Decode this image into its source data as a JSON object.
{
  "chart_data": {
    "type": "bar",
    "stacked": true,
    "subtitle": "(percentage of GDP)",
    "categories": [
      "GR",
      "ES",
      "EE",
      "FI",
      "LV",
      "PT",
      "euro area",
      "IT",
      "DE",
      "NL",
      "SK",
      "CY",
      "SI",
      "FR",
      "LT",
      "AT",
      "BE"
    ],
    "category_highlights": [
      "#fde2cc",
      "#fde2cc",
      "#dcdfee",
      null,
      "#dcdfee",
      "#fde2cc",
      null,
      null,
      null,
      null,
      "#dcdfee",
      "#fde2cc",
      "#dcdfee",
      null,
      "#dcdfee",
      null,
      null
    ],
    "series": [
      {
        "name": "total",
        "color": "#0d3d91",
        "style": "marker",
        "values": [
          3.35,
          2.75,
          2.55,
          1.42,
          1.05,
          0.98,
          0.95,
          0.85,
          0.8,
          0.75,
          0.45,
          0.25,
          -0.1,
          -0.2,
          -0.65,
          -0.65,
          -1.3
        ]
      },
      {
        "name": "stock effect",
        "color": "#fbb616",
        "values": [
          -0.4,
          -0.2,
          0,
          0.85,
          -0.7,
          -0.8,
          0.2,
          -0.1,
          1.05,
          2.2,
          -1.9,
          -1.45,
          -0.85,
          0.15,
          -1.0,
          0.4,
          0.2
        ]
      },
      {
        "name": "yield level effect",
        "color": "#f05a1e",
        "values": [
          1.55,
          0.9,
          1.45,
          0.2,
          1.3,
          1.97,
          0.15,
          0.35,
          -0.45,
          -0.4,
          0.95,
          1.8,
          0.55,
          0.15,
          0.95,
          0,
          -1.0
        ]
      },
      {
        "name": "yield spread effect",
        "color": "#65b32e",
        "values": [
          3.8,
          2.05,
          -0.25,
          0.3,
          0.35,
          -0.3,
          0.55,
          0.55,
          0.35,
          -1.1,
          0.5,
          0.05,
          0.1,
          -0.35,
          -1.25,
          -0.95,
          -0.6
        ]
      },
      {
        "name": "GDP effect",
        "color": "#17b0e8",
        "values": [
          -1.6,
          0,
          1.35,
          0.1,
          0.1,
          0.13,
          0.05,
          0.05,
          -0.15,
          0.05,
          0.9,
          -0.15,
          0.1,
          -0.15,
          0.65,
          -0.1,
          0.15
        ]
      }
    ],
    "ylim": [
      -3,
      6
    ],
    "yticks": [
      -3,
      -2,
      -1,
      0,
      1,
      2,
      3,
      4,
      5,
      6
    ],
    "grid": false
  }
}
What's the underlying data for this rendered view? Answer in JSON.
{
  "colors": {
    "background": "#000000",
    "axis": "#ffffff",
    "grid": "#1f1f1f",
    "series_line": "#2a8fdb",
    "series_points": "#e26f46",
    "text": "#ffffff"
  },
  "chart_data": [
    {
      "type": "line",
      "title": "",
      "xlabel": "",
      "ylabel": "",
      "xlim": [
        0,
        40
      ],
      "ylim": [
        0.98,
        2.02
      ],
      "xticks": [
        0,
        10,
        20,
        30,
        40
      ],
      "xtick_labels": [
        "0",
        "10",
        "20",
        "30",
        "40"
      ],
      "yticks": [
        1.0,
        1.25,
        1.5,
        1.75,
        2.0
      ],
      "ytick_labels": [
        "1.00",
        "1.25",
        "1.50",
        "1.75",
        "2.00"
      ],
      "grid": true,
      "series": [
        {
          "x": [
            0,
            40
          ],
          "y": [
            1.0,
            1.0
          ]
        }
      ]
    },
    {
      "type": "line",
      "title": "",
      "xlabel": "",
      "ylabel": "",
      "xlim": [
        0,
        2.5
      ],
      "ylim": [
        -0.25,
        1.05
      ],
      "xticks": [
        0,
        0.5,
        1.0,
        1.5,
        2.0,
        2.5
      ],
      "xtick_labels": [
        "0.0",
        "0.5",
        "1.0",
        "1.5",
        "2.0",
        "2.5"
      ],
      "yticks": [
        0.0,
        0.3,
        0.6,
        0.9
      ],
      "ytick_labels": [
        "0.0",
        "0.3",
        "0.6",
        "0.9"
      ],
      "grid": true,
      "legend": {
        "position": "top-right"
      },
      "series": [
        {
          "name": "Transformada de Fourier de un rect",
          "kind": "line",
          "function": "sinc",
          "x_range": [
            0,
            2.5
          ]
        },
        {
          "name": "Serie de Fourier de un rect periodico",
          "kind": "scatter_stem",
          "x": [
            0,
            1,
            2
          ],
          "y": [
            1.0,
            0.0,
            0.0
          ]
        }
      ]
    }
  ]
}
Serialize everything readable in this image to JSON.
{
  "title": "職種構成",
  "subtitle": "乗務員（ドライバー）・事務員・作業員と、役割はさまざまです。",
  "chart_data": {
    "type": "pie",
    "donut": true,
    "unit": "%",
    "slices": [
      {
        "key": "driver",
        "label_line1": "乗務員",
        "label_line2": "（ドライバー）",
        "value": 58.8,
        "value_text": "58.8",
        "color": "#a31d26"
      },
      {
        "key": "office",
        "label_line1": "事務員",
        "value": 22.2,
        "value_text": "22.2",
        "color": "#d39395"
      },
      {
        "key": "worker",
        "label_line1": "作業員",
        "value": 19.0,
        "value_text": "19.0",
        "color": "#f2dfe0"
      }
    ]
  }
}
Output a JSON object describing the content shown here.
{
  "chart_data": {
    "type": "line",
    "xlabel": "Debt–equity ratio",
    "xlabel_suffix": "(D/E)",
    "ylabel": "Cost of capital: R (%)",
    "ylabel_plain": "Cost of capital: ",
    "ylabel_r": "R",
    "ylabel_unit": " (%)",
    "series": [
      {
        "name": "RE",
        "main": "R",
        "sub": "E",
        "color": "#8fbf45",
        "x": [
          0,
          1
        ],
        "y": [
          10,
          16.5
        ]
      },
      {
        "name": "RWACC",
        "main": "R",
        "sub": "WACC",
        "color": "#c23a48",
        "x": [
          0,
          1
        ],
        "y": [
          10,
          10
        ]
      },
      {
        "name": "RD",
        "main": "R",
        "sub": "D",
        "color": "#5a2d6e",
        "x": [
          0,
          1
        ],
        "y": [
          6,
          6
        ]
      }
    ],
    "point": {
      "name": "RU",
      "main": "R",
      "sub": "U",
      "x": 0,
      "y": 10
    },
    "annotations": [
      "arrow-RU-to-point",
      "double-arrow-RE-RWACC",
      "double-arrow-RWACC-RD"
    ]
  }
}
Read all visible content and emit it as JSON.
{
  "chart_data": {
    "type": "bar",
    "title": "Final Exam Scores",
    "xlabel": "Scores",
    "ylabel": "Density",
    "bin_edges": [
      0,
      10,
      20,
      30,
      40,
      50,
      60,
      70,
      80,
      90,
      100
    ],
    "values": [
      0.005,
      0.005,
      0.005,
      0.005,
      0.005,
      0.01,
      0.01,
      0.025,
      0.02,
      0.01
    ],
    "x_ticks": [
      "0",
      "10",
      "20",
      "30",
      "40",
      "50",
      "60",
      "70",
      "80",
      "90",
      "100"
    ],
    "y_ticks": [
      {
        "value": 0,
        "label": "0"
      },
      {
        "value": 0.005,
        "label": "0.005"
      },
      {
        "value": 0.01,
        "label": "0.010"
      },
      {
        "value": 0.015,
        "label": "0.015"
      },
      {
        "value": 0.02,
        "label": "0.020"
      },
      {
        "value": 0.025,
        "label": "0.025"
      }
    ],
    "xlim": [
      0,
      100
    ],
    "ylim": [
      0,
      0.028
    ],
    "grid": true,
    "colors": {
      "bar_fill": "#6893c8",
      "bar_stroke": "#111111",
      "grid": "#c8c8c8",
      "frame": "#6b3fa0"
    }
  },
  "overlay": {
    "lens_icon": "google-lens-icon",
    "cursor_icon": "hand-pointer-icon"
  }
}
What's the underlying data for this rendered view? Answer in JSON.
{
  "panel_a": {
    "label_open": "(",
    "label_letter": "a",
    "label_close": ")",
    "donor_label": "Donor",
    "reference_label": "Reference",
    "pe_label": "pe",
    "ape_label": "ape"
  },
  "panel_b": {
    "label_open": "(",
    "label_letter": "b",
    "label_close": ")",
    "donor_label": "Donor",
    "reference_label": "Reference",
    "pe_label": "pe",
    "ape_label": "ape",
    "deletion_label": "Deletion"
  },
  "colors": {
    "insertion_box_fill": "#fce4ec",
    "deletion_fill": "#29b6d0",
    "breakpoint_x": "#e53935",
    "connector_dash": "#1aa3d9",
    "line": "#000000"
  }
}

***

* What is expected
Only lines with "effect" are wanted here; list each of them.

* Task answer
        "name": "stock effect",
        "name": "yield level effect",
        "name": "yield spread effect",
        "name": "GDP effect",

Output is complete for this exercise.